• [DIRECTIVE]: Below is the data. Give it again, complete and exact.

• [STORED RECORDS]:
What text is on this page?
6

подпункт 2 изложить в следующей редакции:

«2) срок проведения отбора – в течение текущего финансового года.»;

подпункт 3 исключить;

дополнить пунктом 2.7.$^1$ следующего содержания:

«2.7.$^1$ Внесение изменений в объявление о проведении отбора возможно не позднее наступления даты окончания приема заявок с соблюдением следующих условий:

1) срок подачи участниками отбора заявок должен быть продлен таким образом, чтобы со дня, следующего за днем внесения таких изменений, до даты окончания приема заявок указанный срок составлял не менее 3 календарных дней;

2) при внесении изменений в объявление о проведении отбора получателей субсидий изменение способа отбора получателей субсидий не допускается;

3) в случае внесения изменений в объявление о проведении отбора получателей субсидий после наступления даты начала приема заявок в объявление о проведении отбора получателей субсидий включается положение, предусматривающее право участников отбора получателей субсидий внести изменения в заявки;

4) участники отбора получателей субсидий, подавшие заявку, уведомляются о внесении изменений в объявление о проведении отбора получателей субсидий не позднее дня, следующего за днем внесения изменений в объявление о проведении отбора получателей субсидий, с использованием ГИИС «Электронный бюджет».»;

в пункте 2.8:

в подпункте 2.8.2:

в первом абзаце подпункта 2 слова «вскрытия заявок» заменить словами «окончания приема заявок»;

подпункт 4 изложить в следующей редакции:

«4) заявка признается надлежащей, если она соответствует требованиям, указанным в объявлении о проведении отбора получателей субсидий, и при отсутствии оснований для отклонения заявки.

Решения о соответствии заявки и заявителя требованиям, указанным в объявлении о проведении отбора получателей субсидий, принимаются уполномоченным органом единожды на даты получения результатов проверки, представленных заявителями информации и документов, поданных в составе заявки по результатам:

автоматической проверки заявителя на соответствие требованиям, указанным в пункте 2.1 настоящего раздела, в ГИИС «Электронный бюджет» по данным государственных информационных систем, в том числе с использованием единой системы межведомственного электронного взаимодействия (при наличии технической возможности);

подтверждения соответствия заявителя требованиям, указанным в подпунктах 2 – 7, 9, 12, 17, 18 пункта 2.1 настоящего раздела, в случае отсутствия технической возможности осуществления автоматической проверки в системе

• [RESULT OF THE TASK]:
What text is on this page?
6

подпункт 2 изложить в следующей редакции:

«2) срок проведения отбора – в течение текущего финансового года.»;

подпункт 3 исключить;

дополнить пунктом 2.7.$^1$ следующего содержания:

«2.7.$^1$ Внесение изменений в объявление о проведении отбора возможно не позднее наступления даты окончания приема заявок с соблюдением следующих условий:

1) срок подачи участниками отбора заявок должен быть продлен таким образом, чтобы со дня, следующего за днем внесения таких изменений, до даты окончания приема заявок указанный срок составлял не менее 3 календарных дней;

2) при внесении изменений в объявление о проведении отбора получателей субсидий изменение способа отбора получателей субсидий не допускается;

3) в случае внесения изменений в объявление о проведении отбора получателей субсидий после наступления даты начала приема заявок в объявление о проведении отбора получателей субсидий включается положение, предусматривающее право участников отбора получателей субсидий внести изменения в заявки;

4) участники отбора получателей субсидий, подавшие заявку, уведомляются о внесении изменений в объявление о проведении отбора получателей субсидий не позднее дня, следующего за днем внесения изменений в объявление о проведении отбора получателей субсидий, с использованием ГИИС «Электронный бюджет».»;

в пункте 2.8:

в подпункте 2.8.2:

в первом абзаце подпункта 2 слова «вскрытия заявок» заменить словами «окончания приема заявок»;

подпункт 4 изложить в следующей редакции:

«4) заявка признается надлежащей, если она соответствует требованиям, указанным в объявлении о проведении отбора получателей субсидий, и при отсутствии оснований для отклонения заявки.

Решения о соответствии заявки и заявителя требованиям, указанным в объявлении о проведении отбора получателей субсидий, принимаются уполномоченным органом единожды на даты получения результатов проверки, представленных заявителями информации и документов, поданных в составе заявки по результатам:

автоматической проверки заявителя на соответствие требованиям, указанным в пункте 2.1 настоящего раздела, в ГИИС «Электронный бюджет» по данным государственных информационных систем, в том числе с использованием единой системы межведомственного электронного взаимодействия (при наличии технической возможности);

подтверждения соответствия заявителя требованиям, указанным в подпунктах 2 – 7, 9, 12, 17, 18 пункта 2.1 настоящего раздела, в случае отсутствия технической возможности осуществления автоматической проверки в системе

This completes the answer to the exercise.